__OBJECTIF 1__. Recopiez à l'identique les lignes des enregistrements, de celle qui contient « axis-ticks: 400 600 » jusqu'à celle qui contient « series-labels: a b », incluse.

__EXTRAIT DU TEXTE__.
:::::

La même année, une autre recommandation est mise en vigueur avec l’embauche d’experts d’Angleterre dans la culture des huîtres pour examiner l’état des bancs des Maritimes[26]. Ernest et Frederick Kemp ont déjà travaillé pour la prestigieuse Whitstable Oyster Company de Grande-Bretagne. Les premiers travaux de ces deux experts se déroulent à Shédiac en juin de la même année. Les services de Ernest Kemp sont d’abord retenus pour un premier contrat de trois ans et ensuite on l’embauche sur une base permanente. Il se montre très optimiste quant à l’avenir de l’industrie puisque la population des Maritimes désire tout apprendre sur l’aquaculture, en autant qu’elle reçoive l’assistance matérielle du Gouvernement Fédéral par le moyen des baux à des privés. Pour lui, le jour n’est pas si loin où tout le littoral est du Nouveau-Brunswick, de Caraquet à la Baie Verte, pourra être exploité[27]. C’est donc sous la bienveillance de Kemp que le Gouvernement Fédéral met en vigueur sa politique de location de baux à des privés. Les permis coûtent 1 $ l’acre, calculés par rapport à la profondeur à marée basse[28].

Afin de faciliter le processus d’allocation des baux, le Fédéral entérine une autre recommandation découlant de la Commission Royale de 1887 et du colloque d’Ottawa de 1891. En 1890, le Parlement accorde une somme de 5 000 $ pour un arpentage des battures d’huîtres et le Ministère commence à louer des espaces en 1892. Ce n’est toutefois que le 1er avril 1897 que le ministère des Pêches fait connaître ses directives aux arpenteurs responsables, fait préparer les plans et la description pour les demandes des permis de pêche aux huîtres ou « Oyster Fishing Licenses ». À la fin de 1897, 1 684 acres sont déjà loués dans les Maritimes. Par contre, peu de ces permis conduisent à un effort d’exploitation et de culture systématique. Selon le Ministère, l’incertitude légale persistant sur la juridiction des bancs entre le Gouvernement Fédéral et les provinces est à blâmer. À n’en pas douter, ce litige a certainement pour effet de rendre plus difficile le travail de l’historien sur l’évolution de toute la question des baux à des privés[29].

:::::

__OBJECTIF 2__.
Répondez s'il vous plaît à ces questions sur l'extrait consacré aux baux d'huîtres :
(a) Combien coûtent les permis par acre ?
(b) Quelle somme le Parlement accorde-t-il en 1890 pour l'arpentage des battures d'huîtres ?
(c) Combien d'acres sont déjà loués dans les Maritimes à la fin de 1897 ?

Enregistrements contenus dans un jeu de données
:::::

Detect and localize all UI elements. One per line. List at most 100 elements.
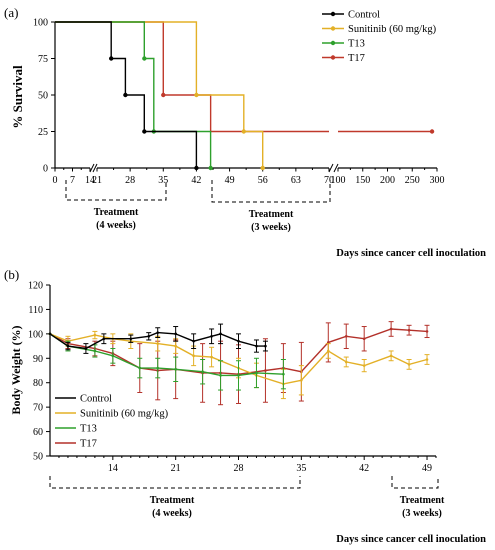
- panel-a-data-point: [142, 56, 147, 61]
- panel-a-x-tick-label: 28: [125, 175, 135, 186]
- panel-b-legend-label: Control: [80, 394, 112, 405]
- panel-b-data-point: [156, 342, 160, 345]
- panel-a-legend-marker: [330, 11, 336, 17]
- panel-a-series: [55, 21, 435, 171]
- panel-a-legend: Control Sunitinib (60 mg/kg) T13 T17: [322, 10, 437, 64]
- panel-a-y-tick-label: 25: [38, 127, 48, 138]
- panel-b-data-point: [156, 366, 160, 370]
- panel-b-x-tick-label: 35: [296, 463, 306, 474]
- panel-b-data-point: [237, 339, 240, 343]
- panel-b-data-point: [174, 344, 177, 348]
- panel-b-y-tick-label: 50: [33, 452, 43, 463]
- panel-a-x-tick-label: 70: [324, 175, 334, 186]
- panel-b-data-point: [192, 354, 195, 358]
- panel-b-treatment-2-duration: (3 weeks): [402, 508, 442, 519]
- panel-a-data-point: [142, 129, 147, 134]
- panel-a-legend-marker: [330, 40, 336, 46]
- panel-a-y-tick-label: 50: [38, 91, 48, 102]
- panel-b-data-point: [282, 372, 285, 376]
- panel-a-axis-break-mark: [92, 163, 98, 173]
- panel-b-data-point: [138, 366, 142, 370]
- panel-a-axis-break-mark: [333, 163, 339, 173]
- panel-b-legend-label: T17: [80, 439, 97, 450]
- panel-b-data-point: [326, 349, 330, 353]
- panel-a-treatment-2-duration: (3 weeks): [251, 222, 291, 233]
- panel-b-data-point: [156, 331, 160, 334]
- panel-b-legend-label: T13: [80, 424, 97, 435]
- panel-a-data-point: [194, 165, 199, 171]
- panel-a-data-point: [161, 92, 166, 98]
- panel-b-treatment-1-title: Treatment: [150, 495, 195, 506]
- panel-b-axes: 50 60 70 80 90 100 110 120 14 21 28 35 42 49: [28, 281, 437, 474]
- panel-a-data-point: [109, 56, 114, 61]
- panel-a-series-line: [55, 21, 212, 168]
- panel-a-y-tick-label: 100: [33, 18, 48, 29]
- panel-b-data-point: [255, 344, 258, 348]
- panel-b-x-tick-label: 21: [171, 463, 181, 474]
- panel-b-x-tick-label: 42: [359, 463, 369, 474]
- panel-a-treatment-1-duration: (4 weeks): [96, 220, 136, 231]
- panel-b-legend: Control Sunitinib (60 mg/kg) T13 T17: [55, 394, 169, 450]
- panel-a-x-tick-label: 21: [92, 175, 102, 186]
- panel-b-data-point: [111, 354, 115, 358]
- panel-b-data-point: [93, 333, 97, 337]
- panel-b-y-tick-label: 110: [28, 305, 43, 316]
- panel-a-treatment-bracket-2: [211, 180, 331, 203]
- panel-a-x-tick-label: 300: [430, 175, 445, 186]
- panel-b-data-point: [210, 335, 213, 338]
- panel-b-data-point: [425, 330, 429, 333]
- panel-b-data-point: [48, 332, 52, 336]
- panel-a-x-axis-title: Days since cancer cell inoculation: [336, 248, 486, 259]
- panel-b-data-point: [407, 328, 411, 332]
- panel-b-data-point: [255, 371, 258, 375]
- panel-a-x-tick-label: 42: [191, 175, 201, 186]
- panel-a-x-tick-label: 200: [380, 175, 395, 186]
- panel-b-data-point: [102, 337, 106, 341]
- panel-b-data-point: [326, 341, 330, 344]
- panel-b-data-point: [201, 370, 204, 374]
- panel-a-x-tick-label: 56: [258, 175, 268, 186]
- panel-a-legend-label: Sunitinib (60 mg/kg): [348, 24, 437, 35]
- panel-a-x-tick-label: 100: [331, 175, 346, 186]
- panel-b-data-point: [407, 363, 411, 366]
- panel-a-data-point: [194, 92, 199, 98]
- panel-a-data-point: [429, 129, 435, 134]
- panel-b-y-tick-label: 100: [28, 329, 43, 340]
- panel-b-data-point: [344, 360, 348, 364]
- panel-a-legend-label: T13: [348, 39, 365, 50]
- panel-b-data-point: [264, 344, 267, 348]
- panel-b-x-tick-label: 28: [234, 463, 244, 474]
- panel-b-y-tick-label: 80: [33, 378, 43, 389]
- panel-b-treatment-1-duration: (4 weeks): [152, 508, 192, 519]
- panel-a-x-tick-label: 63: [291, 175, 301, 186]
- panel-b-x-tick-label: 14: [108, 463, 118, 474]
- panel-b-series-line: [49, 331, 266, 350]
- panel-b-label: (b): [4, 267, 19, 282]
- panel-a-series-line-t17: [55, 21, 329, 133]
- panel-a-legend-label: Control: [348, 10, 380, 21]
- panel-b-data-point: [219, 374, 222, 377]
- panel-a-data-point: [241, 129, 246, 134]
- panel-b-data-point: [84, 347, 88, 350]
- panel-b-data-point: [389, 354, 393, 358]
- panel-b-legend-label: Sunitinib (60 mg/kg): [80, 409, 169, 420]
- panel-a-data-point: [123, 92, 128, 98]
- panel-b-treatment-2-title: Treatment: [400, 495, 445, 506]
- panel-b-treatment-bracket-1: [49, 476, 301, 489]
- panel-a-data-point: [208, 165, 213, 171]
- panel-b-data-point: [210, 355, 213, 359]
- panel-b-data-point: [192, 339, 195, 343]
- panel-b-series-line: [49, 333, 284, 377]
- panel-b-data-point: [300, 378, 303, 382]
- panel-b-data-point: [174, 332, 177, 336]
- panel-a-x-tick-label: 150: [355, 175, 370, 186]
- panel-b-data-point: [362, 337, 366, 341]
- panel-b-y-tick-label: 120: [28, 281, 43, 292]
- panel-b-data-point: [66, 344, 70, 348]
- panel-a-x-tick-label: 0: [53, 175, 58, 186]
- panel-b-y-tick-label: 90: [33, 354, 43, 365]
- panel-b-y-tick-label: 60: [33, 427, 43, 438]
- panel-b-data-point: [174, 367, 177, 371]
- panel-b-data-point: [237, 374, 240, 377]
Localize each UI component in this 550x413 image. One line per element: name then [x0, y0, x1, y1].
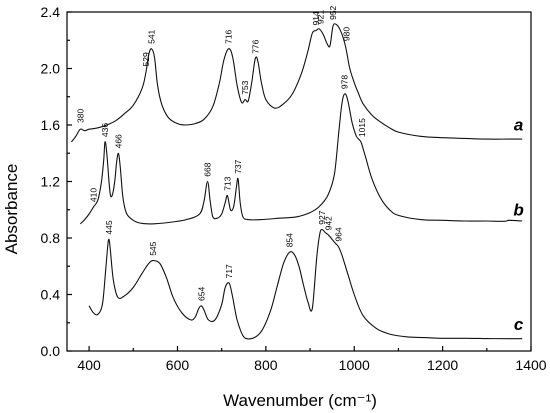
axis-ticks: 400 600 800 1000 1200 1400 0.0 0.4 0.8 1.2 1.6 2.0 2…	[41, 4, 547, 373]
peak-label-410: 410	[89, 188, 99, 202]
series-label-b: b	[513, 200, 523, 219]
peak-label-654: 654	[196, 287, 206, 301]
peak-label-445: 445	[104, 220, 114, 234]
peak-label-978: 978	[340, 75, 350, 89]
peak-label-717: 717	[224, 264, 234, 278]
series-labels: a b c	[513, 116, 523, 334]
peak-label-713: 713	[222, 176, 232, 190]
peak-label-737: 737	[233, 159, 243, 173]
y-tick-label: 1.6	[41, 117, 61, 133]
peak-label-668: 668	[203, 162, 213, 176]
series-label-a: a	[514, 116, 523, 135]
peak-label-436: 436	[100, 123, 110, 137]
plot-frame	[66, 11, 532, 352]
peak-label-466: 466	[113, 134, 123, 148]
peak-label-716: 716	[224, 29, 234, 43]
x-tick-label: 1000	[339, 357, 370, 373]
spectrum-curve-a	[70, 23, 523, 143]
peak-label-980: 980	[341, 27, 351, 41]
peak-label-529: 529	[141, 52, 151, 66]
spectrum-curve-b	[79, 93, 523, 225]
x-tick-label: 600	[166, 357, 190, 373]
x-tick-label: 1200	[427, 357, 458, 373]
peak-label-776: 776	[250, 39, 260, 53]
peak-label-914: 914	[311, 11, 321, 25]
peak-label-1015: 1015	[357, 118, 367, 137]
x-axis-title: Wavenumber (cm⁻¹)	[223, 391, 377, 410]
y-tick-label: 2.4	[41, 4, 61, 20]
plot-border	[66, 11, 532, 352]
x-tick-label: 800	[254, 357, 278, 373]
y-tick-label: 0.8	[41, 230, 61, 246]
y-axis-title: Absorbance	[2, 164, 21, 255]
spectrum-curve-c	[88, 228, 523, 340]
peak-label-952: 952	[328, 5, 338, 19]
series-label-c: c	[514, 315, 524, 334]
peak-label-921: 921	[316, 10, 326, 24]
peak-label-753: 753	[240, 80, 250, 94]
peak-label-964: 964	[333, 227, 343, 241]
peak-label-927: 927	[317, 210, 327, 224]
y-tick-label: 2.0	[41, 61, 61, 77]
y-tick-label: 1.2	[41, 174, 61, 190]
peak-label-545: 545	[148, 241, 158, 255]
peak-label-942: 942	[324, 216, 334, 230]
x-tick-label: 1400	[515, 357, 546, 373]
peak-label-541: 541	[146, 29, 156, 43]
peak-label-854: 854	[285, 233, 295, 247]
spectra-curves	[70, 23, 523, 340]
x-tick-label: 400	[77, 357, 101, 373]
y-tick-label: 0.4	[41, 287, 61, 303]
peak-label-380: 380	[75, 109, 85, 123]
y-tick-label: 0.0	[41, 343, 61, 359]
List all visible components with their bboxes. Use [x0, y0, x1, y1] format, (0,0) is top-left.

:::::

__SOLUTION PROPOSÉE 1__.
axis-ticks: 400 600 800 1000 1200 1400 0.0 0.4 0.8 1.2 1.6 2.0 2…	[41, 4, 547, 373]
peak-label-410: 410	[89, 188, 99, 202]
series-label-b: b	[513, 200, 523, 219]
peak-label-654: 654	[196, 287, 206, 301]
peak-label-445: 445	[104, 220, 114, 234]
peak-label-978: 978	[340, 75, 350, 89]
peak-label-717: 717	[224, 264, 234, 278]
series-labels: a b c	[513, 116, 523, 334]

__SOLUTION PROPOSÉE 2__.
(a) 1 $ l'acre.
(b) 5 000 $.
(c) 1 684 acres.